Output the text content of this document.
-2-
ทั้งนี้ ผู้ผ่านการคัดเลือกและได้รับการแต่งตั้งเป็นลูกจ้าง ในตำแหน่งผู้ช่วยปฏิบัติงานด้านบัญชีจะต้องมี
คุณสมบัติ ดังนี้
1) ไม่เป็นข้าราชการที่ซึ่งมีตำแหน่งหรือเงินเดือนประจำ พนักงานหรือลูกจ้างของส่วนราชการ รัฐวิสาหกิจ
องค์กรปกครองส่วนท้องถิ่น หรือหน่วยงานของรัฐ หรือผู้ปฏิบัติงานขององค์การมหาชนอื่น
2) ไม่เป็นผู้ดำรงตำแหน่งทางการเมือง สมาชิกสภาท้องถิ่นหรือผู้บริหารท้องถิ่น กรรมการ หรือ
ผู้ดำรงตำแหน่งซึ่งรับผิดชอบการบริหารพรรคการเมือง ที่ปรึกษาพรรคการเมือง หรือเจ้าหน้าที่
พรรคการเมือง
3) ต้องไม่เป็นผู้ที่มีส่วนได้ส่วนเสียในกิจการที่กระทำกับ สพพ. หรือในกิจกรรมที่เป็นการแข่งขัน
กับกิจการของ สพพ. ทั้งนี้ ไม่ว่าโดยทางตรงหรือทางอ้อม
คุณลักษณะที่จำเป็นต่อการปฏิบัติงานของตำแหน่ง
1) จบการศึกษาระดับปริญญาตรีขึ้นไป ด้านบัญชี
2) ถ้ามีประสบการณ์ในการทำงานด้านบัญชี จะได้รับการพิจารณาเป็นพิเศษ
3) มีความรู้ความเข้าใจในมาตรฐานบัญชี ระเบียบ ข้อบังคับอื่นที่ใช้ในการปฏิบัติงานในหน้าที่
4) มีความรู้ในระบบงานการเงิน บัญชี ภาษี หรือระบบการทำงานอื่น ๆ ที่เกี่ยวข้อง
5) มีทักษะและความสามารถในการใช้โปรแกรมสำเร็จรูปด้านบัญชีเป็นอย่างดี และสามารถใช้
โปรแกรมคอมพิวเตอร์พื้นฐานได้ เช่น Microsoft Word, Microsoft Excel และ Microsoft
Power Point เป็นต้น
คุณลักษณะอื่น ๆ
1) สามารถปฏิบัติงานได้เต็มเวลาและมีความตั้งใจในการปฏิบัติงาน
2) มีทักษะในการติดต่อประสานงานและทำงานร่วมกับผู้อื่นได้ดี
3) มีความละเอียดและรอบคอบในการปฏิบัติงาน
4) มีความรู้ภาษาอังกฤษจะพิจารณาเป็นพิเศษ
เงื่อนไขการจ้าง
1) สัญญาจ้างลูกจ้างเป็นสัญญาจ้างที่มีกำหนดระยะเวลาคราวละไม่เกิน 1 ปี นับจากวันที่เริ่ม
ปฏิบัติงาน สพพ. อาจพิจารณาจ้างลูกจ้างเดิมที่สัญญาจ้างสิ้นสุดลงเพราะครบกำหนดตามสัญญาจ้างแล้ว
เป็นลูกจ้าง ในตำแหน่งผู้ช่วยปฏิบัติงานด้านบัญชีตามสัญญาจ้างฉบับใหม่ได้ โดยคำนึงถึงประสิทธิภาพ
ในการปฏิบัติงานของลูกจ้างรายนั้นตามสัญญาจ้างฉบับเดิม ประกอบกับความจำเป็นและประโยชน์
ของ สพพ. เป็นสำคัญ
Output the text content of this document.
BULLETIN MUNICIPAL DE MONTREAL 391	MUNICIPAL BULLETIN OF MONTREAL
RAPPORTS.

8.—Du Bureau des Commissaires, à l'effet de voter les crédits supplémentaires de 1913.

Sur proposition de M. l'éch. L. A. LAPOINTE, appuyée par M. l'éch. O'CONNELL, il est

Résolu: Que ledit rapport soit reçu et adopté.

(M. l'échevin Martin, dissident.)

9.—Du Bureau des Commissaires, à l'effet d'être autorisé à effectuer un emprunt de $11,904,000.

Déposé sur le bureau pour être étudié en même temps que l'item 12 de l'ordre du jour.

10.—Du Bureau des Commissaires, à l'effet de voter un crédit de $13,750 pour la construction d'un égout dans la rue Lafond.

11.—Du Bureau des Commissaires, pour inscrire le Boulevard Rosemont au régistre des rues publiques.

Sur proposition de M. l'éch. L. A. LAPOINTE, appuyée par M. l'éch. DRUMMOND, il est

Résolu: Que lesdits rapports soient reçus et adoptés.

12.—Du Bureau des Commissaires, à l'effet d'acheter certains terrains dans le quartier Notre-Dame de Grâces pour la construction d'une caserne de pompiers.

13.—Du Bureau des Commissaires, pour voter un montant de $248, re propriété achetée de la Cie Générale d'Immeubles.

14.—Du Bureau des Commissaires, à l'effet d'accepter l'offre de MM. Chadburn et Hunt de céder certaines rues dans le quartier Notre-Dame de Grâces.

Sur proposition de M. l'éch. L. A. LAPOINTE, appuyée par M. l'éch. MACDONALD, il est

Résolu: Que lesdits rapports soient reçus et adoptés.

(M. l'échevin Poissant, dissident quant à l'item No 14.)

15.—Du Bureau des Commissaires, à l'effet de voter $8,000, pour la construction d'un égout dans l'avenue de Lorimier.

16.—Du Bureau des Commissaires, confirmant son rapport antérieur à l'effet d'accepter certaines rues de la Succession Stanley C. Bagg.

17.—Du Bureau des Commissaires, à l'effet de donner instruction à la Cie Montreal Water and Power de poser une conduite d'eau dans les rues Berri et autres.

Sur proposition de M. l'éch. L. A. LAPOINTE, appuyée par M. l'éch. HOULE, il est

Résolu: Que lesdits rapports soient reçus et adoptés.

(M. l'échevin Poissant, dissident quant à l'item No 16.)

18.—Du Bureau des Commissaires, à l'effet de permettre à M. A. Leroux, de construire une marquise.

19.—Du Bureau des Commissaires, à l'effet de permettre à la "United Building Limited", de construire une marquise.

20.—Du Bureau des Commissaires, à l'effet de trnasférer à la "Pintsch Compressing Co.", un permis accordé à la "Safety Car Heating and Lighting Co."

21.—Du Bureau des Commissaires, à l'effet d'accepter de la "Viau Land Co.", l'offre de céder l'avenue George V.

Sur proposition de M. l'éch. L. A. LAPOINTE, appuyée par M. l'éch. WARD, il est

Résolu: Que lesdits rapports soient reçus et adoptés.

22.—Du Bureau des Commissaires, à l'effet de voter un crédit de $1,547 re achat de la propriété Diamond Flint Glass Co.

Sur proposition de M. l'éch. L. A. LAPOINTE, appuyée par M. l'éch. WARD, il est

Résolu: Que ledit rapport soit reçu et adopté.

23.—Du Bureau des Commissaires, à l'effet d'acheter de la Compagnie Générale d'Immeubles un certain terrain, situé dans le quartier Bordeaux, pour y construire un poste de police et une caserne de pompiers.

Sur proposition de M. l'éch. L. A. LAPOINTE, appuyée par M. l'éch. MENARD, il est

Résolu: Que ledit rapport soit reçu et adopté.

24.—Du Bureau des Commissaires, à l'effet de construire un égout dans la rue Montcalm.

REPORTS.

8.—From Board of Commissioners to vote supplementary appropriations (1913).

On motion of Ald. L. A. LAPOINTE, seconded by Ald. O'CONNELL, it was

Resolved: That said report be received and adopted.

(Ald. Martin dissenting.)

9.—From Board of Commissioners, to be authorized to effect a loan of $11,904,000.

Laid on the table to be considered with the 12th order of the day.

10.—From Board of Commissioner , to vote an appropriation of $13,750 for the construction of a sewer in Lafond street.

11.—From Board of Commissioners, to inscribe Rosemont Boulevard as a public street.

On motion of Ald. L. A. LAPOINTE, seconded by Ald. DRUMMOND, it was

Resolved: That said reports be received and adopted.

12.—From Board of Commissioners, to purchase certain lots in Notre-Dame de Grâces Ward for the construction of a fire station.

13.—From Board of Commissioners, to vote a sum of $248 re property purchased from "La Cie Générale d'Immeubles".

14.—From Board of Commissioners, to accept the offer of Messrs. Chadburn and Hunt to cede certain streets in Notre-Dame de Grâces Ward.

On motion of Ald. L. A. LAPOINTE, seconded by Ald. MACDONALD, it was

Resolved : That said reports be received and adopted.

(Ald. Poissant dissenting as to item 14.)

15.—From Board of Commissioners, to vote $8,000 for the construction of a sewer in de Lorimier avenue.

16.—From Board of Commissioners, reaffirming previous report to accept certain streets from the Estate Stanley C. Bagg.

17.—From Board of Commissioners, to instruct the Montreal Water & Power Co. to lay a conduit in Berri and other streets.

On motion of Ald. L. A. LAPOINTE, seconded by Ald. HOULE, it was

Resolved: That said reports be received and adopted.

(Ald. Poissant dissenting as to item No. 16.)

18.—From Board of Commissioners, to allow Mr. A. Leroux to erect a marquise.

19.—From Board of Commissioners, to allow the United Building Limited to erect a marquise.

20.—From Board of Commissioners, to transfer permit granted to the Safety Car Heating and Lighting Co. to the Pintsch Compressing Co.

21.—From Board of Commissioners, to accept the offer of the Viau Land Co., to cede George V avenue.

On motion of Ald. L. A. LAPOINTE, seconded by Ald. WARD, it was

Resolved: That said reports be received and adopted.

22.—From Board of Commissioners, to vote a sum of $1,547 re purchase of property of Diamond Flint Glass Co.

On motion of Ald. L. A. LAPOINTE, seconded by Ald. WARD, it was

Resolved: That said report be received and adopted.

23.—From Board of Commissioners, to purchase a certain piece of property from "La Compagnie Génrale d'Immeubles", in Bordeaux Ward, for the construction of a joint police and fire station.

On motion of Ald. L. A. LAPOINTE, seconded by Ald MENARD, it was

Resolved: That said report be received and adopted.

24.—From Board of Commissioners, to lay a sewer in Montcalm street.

§ Direction:
In the entries above, find every line holding the word "Viau" and copy it out.

§ Exercise result:
21.—Du Bureau des Commissaires, à l'effet d'accepter de la "Viau Land Co.", l'offre de céder l'avenue George V.
21.—From Board of Commissioners, to accept the offer of the Viau Land Co., to cede George V avenue.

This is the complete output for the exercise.